INSTRUCTIONS FOR THE TASK -
Reproduce every entry exactly, without alteration.

INPUT MATERIAL -
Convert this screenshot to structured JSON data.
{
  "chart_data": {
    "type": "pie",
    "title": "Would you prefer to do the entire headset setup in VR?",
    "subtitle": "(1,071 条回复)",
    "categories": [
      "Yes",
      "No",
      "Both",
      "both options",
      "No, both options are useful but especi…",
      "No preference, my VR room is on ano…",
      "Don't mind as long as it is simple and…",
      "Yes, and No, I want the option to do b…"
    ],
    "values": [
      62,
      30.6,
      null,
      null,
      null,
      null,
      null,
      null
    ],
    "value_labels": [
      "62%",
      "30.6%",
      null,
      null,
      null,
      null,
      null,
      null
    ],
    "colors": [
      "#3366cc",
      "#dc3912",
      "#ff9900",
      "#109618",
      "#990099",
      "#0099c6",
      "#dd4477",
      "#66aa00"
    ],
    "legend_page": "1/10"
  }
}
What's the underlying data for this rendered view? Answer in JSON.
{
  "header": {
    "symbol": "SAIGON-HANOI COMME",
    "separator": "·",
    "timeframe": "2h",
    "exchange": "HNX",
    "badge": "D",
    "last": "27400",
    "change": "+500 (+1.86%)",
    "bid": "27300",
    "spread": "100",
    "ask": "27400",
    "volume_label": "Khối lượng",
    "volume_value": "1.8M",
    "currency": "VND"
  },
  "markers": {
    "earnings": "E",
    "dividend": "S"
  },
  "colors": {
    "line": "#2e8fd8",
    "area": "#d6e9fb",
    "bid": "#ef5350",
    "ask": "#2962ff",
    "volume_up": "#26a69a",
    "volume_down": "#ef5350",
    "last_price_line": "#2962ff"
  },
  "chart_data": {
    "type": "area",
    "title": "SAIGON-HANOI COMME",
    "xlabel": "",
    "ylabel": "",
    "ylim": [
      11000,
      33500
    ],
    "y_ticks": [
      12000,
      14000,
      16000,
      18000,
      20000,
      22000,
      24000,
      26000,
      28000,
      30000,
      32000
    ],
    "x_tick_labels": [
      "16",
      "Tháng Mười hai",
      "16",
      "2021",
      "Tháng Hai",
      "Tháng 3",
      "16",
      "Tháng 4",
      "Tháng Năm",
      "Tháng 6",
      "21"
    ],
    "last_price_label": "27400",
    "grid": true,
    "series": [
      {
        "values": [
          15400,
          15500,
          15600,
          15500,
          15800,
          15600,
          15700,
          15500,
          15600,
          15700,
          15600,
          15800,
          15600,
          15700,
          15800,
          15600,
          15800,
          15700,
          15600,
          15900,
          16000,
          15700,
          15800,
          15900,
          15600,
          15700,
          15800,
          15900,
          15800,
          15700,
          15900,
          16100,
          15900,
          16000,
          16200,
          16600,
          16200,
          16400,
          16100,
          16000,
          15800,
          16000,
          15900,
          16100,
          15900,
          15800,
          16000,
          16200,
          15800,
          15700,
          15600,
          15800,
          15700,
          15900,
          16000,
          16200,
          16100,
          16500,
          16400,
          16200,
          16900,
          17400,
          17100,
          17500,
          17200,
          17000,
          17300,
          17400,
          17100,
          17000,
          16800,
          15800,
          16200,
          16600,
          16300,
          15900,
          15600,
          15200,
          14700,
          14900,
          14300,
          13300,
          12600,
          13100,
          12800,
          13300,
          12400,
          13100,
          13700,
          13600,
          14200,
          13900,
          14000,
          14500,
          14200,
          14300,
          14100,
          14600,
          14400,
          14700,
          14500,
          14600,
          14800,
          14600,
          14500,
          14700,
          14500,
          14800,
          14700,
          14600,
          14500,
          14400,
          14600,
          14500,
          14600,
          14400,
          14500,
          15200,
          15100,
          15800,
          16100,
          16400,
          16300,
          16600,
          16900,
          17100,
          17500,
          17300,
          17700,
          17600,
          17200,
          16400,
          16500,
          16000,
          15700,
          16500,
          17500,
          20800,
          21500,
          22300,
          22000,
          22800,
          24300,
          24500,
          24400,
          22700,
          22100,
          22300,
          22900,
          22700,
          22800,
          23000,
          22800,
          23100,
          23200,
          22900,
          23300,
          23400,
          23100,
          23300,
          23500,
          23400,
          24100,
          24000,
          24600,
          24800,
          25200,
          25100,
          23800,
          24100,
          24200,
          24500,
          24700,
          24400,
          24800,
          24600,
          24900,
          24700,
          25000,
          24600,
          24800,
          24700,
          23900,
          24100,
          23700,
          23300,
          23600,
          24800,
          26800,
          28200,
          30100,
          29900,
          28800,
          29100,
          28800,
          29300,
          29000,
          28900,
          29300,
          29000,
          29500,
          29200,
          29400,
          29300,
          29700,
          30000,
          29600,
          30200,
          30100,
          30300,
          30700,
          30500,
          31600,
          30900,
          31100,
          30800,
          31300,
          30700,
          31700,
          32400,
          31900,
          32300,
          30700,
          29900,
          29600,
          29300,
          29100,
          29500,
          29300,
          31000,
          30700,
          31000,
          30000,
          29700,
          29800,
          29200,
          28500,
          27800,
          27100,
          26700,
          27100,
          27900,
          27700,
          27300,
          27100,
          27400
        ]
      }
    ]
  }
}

COMPLETED TASK -
Convert this screenshot to structured JSON data.
{
  "chart_data": {
    "type": "pie",
    "title": "Would you prefer to do the entire headset setup in VR?",
    "subtitle": "(1,071 条回复)",
    "categories": [
      "Yes",
      "No",
      "Both",
      "both options",
      "No, both options are useful but especi…",
      "No preference, my VR room is on ano…",
      "Don't mind as long as it is simple and…",
      "Yes, and No, I want the option to do b…"
    ],
    "values": [
      62,
      30.6,
      null,
      null,
      null,
      null,
      null,
      null
    ],
    "value_labels": [
      "62%",
      "30.6%",
      null,
      null,
      null,
      null,
      null,
      null
    ],
    "colors": [
      "#3366cc",
      "#dc3912",
      "#ff9900",
      "#109618",
      "#990099",
      "#0099c6",
      "#dd4477",
      "#66aa00"
    ],
    "legend_page": "1/10"
  }
}
What's the underlying data for this rendered view? Answer in JSON.
{
  "header": {
    "symbol": "SAIGON-HANOI COMME",
    "separator": "·",
    "timeframe": "2h",
    "exchange": "HNX",
    "badge": "D",
    "last": "27400",
    "change": "+500 (+1.86%)",
    "bid": "27300",
    "spread": "100",
    "ask": "27400",
    "volume_label": "Khối lượng",
    "volume_value": "1.8M",
    "currency": "VND"
  },
  "markers": {
    "earnings": "E",
    "dividend": "S"
  },
  "colors": {
    "line": "#2e8fd8",
    "area": "#d6e9fb",
    "bid": "#ef5350",
    "ask": "#2962ff",
    "volume_up": "#26a69a",
    "volume_down": "#ef5350",
    "last_price_line": "#2962ff"
  },
  "chart_data": {
    "type": "area",
    "title": "SAIGON-HANOI COMME",
    "xlabel": "",
    "ylabel": "",
    "ylim": [
      11000,
      33500
    ],
    "y_ticks": [
      12000,
      14000,
      16000,
      18000,
      20000,
      22000,
      24000,
      26000,
      28000,
      30000,
      32000
    ],
    "x_tick_labels": [
      "16",
      "Tháng Mười hai",
      "16",
      "2021",
      "Tháng Hai",
      "Tháng 3",
      "16",
      "Tháng 4",
      "Tháng Năm",
      "Tháng 6",
      "21"
    ],
    "last_price_label": "27400",
    "grid": true,
    "series": [
      {
        "values": [
          15400,
          15500,
          15600,
          15500,
          15800,
          15600,
          15700,
          15500,
          15600,
          15700,
          15600,
          15800,
          15600,
          15700,
          15800,
          15600,
          15800,
          15700,
          15600,
          15900,
          16000,
          15700,
          15800,
          15900,
          15600,
          15700,
          15800,
          15900,
          15800,
          15700,
          15900,
          16100,
          15900,
          16000,
          16200,
          16600,
          16200,
          16400,
          16100,
          16000,
          15800,
          16000,
          15900,
          16100,
          15900,
          15800,
          16000,
          16200,
          15800,
          15700,
          15600,
          15800,
          15700,
          15900,
          16000,
          16200,
          16100,
          16500,
          16400,
          16200,
          16900,
          17400,
          17100,
          17500,
          17200,
          17000,
          17300,
          17400,
          17100,
          17000,
          16800,
          15800,
          16200,
          16600,
          16300,
          15900,
          15600,
          15200,
          14700,
          14900,
          14300,
          13300,
          12600,
          13100,
          12800,
          13300,
          12400,
          13100,
          13700,
          13600,
          14200,
          13900,
          14000,
          14500,
          14200,
          14300,
          14100,
          14600,
          14400,
          14700,
          14500,
          14600,
          14800,
          14600,
          14500,
          14700,
          14500,
          14800,
          14700,
          14600,
          14500,
          14400,
          14600,
          14500,
          14600,
          14400,
          14500,
          15200,
          15100,
          15800,
          16100,
          16400,
          16300,
          16600,
          16900,
          17100,
          17500,
          17300,
          17700,
          17600,
          17200,
          16400,
          16500,
          16000,
          15700,
          16500,
          17500,
          20800,
          21500,
          22300,
          22000,
          22800,
          24300,
          24500,
          24400,
          22700,
          22100,
          22300,
          22900,
          22700,
          22800,
          23000,
          22800,
          23100,
          23200,
          22900,
          23300,
          23400,
          23100,
          23300,
          23500,
          23400,
          24100,
          24000,
          24600,
          24800,
          25200,
          25100,
          23800,
          24100,
          24200,
          24500,
          24700,
          24400,
          24800,
          24600,
          24900,
          24700,
          25000,
          24600,
          24800,
          24700,
          23900,
          24100,
          23700,
          23300,
          23600,
          24800,
          26800,
          28200,
          30100,
          29900,
          28800,
          29100,
          28800,
          29300,
          29000,
          28900,
          29300,
          29000,
          29500,
          29200,
          29400,
          29300,
          29700,
          30000,
          29600,
          30200,
          30100,
          30300,
          30700,
          30500,
          31600,
          30900,
          31100,
          30800,
          31300,
          30700,
          31700,
          32400,
          31900,
          32300,
          30700,
          29900,
          29600,
          29300,
          29100,
          29500,
          29300,
          31000,
          30700,
          31000,
          30000,
          29700,
          29800,
          29200,
          28500,
          27800,
          27100,
          26700,
          27100,
          27900,
          27700,
          27300,
          27100,
          27400
        ]
      }
    ]
  }
}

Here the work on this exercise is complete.